(Excerpt from a dataset)
▬▬▬
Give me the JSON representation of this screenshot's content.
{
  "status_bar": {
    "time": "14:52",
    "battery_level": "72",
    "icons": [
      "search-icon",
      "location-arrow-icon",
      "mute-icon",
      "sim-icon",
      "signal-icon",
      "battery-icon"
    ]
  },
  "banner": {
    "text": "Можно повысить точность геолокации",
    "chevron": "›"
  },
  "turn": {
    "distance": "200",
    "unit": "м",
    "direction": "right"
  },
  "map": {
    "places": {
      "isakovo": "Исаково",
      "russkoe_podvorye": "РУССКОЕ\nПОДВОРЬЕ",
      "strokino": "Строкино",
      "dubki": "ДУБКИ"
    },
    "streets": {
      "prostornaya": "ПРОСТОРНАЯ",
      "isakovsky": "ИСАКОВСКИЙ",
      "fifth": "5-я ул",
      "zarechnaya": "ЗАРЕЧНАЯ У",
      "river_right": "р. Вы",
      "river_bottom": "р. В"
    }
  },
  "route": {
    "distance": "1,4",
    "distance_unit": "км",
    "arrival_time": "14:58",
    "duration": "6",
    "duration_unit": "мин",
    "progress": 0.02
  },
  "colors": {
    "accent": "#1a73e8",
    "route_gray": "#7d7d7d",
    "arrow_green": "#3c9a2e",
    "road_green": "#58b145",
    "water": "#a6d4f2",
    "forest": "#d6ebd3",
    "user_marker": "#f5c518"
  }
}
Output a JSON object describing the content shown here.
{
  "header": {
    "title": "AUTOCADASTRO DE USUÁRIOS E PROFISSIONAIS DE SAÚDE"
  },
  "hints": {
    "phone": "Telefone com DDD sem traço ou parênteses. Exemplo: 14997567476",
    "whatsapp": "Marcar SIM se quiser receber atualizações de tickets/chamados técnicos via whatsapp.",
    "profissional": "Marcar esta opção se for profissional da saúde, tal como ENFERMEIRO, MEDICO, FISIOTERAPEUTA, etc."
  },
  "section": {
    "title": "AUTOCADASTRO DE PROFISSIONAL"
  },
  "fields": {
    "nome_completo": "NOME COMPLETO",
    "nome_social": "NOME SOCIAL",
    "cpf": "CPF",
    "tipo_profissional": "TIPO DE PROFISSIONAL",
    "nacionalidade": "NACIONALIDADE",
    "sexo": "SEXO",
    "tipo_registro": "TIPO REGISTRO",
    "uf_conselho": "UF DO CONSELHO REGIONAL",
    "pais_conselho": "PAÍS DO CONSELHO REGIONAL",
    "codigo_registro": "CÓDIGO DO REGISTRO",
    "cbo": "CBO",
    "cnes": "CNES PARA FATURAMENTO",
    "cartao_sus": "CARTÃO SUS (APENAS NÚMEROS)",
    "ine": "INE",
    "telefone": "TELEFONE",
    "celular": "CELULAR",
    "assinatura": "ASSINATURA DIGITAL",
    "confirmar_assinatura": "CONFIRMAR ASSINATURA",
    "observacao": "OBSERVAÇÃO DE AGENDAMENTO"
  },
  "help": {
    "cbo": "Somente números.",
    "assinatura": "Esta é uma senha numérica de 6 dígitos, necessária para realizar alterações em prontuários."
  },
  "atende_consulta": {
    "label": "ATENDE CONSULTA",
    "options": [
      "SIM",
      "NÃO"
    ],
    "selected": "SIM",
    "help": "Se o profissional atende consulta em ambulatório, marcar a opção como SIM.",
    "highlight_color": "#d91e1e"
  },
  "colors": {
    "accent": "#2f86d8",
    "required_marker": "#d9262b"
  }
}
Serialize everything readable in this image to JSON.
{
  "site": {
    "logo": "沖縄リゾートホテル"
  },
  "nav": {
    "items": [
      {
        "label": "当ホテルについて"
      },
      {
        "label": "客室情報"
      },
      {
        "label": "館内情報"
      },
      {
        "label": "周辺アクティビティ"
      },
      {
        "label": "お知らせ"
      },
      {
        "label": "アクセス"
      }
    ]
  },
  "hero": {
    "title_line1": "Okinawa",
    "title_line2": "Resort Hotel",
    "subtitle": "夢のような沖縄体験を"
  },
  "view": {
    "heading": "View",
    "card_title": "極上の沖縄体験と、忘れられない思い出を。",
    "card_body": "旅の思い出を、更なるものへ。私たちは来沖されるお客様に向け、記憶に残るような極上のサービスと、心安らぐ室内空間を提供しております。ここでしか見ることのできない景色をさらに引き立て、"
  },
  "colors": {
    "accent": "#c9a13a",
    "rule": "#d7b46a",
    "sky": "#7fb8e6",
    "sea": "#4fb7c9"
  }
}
▬▬▬
- _Written instruction_
Write out, word for word, the line containing "Serialize everything readable" and every line after it to the end of the data above.

- _Task solution_
Serialize everything readable in this image to JSON.
{
  "site": {
    "logo": "沖縄リゾートホテル"
  },
  "nav": {
    "items": [
      {
        "label": "当ホテルについて"
      },
      {
        "label": "客室情報"
      },
      {
        "label": "館内情報"
      },
      {
        "label": "周辺アクティビティ"
      },
      {
        "label": "お知らせ"
      },
      {
        "label": "アクセス"
      }
    ]
  },
  "hero": {
    "title_line1": "Okinawa",
    "title_line2": "Resort Hotel",
    "subtitle": "夢のような沖縄体験を"
  },
  "view": {
    "heading": "View",
    "card_title": "極上の沖縄体験と、忘れられない思い出を。",
    "card_body": "旅の思い出を、更なるものへ。私たちは来沖されるお客様に向け、記憶に残るような極上のサービスと、心安らぐ室内空間を提供しております。ここでしか見ることのできない景色をさらに引き立て、"
  },
  "colors": {
    "accent": "#c9a13a",
    "rule": "#d7b46a",
    "sky": "#7fb8e6",
    "sea": "#4fb7c9"
  }
}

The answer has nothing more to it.